*THE EXERCISE*: From the post on writing custom tools in shell programming, copy word for word the part that starts with the words containing "In shell programming, I" and ends with "probably too strong.".

-------- PASSAGE GIVEN

In shell programming, I should be more willing to write custom tools
One of the very strong temptations in Unix shell programming is to use and abuse existing programs in order to get things done, rather than going to the hassle of writing your own custom tool to do just what you want. I don't want to say that this is wrong, exactly, but it does have its limits; in a variant of the general shell programming Turing tar pit, you can spend a lot of time banging your head against those limits or you can just write something that is specific to your problem and so does what you want. I have a bias against writing my own custom tools, for various reasons, but this bias is probably too strong.
All of that sounds really abstract, so let me get concrete about the case that sparked this thought. I have a shell script that decides what to do with URLs that I click on in my Twitter client, which is not as simple as 'hand them to my browser' for various reasons. As part of this script I want to reach through the HTTP redirections imposed by the various levels of URL shorteners that people use on Twitter.
If you want to get HTTP redirections on a generic Unix system with
existing tools, the best way I know of to do this is to abuse curl
along with some other things:
curl -siI "$URL" | grep -i '^location:' | awk '{print $2}' | tr -d '\r'
Put plainly, this is a hack. We aren't actually getting the redirection
as such; we're getting curl
to make a request that should only
have headers, dumping the headers, and then trying to pick out the
HTTP redirection header. We aren't verifying that we actually got
a HTTP redirect status code and I think that the server could do
wacky things with the Location:
header as well, and we certainly
aren't verifying that the server only gave us headers. Bits of this
incantation evolved over time as I ran into limitations in it; both
the case-independent grep
and the entire tr
were later additions
to cope with unusual servers. The final nail here is that curl
on Fedora 21 has problems talking to CloudFlare HTTPS sites and that
affects some specialized URL shorteners I want to strip redirections
from.

----------------
-------- STORED DATA

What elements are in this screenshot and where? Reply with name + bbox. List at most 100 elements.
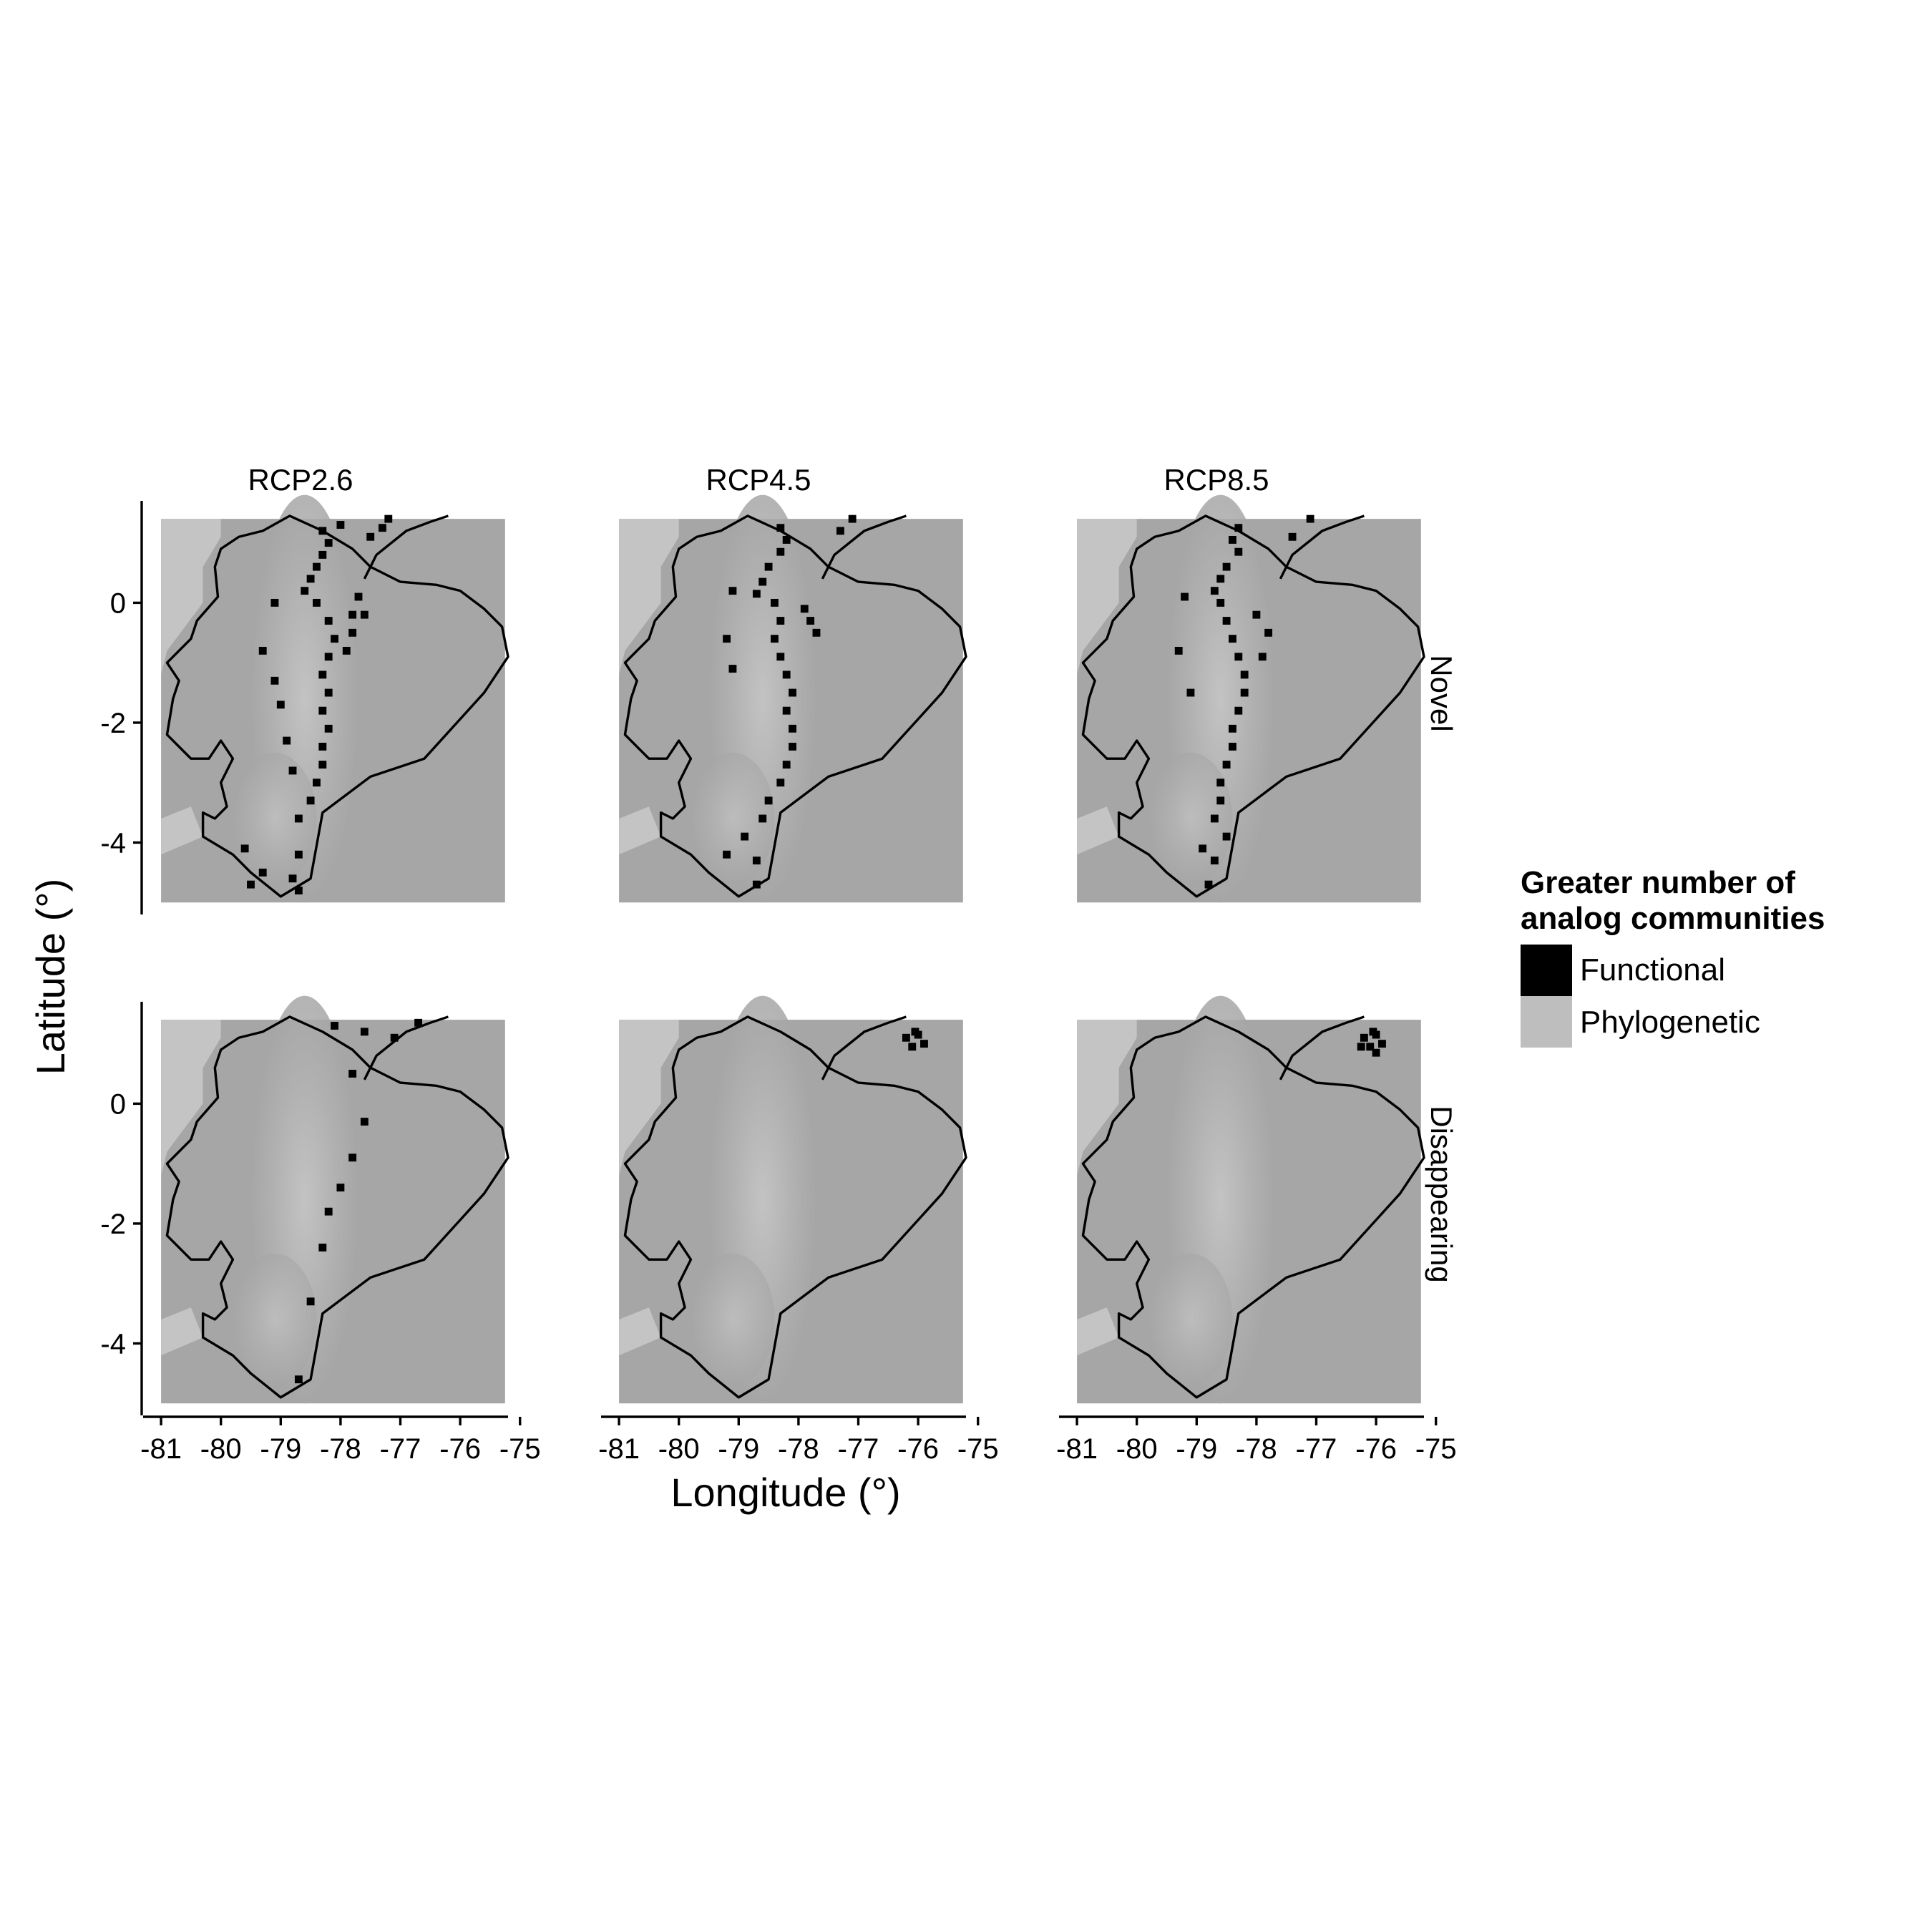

----------------

*ANSWER IN FULL*:
In shell programming, I should be more willing to write custom tools
One of the very strong temptations in Unix shell programming is to use and abuse existing programs in order to get things done, rather than going to the hassle of writing your own custom tool to do just what you want. I don't want to say that this is wrong, exactly, but it does have its limits; in a variant of the general shell programming Turing tar pit, you can spend a lot of time banging your head against those limits or you can just write something that is specific to your problem and so does what you want. I have a bias against writing my own custom tools, for various reasons, but this bias is probably too strong.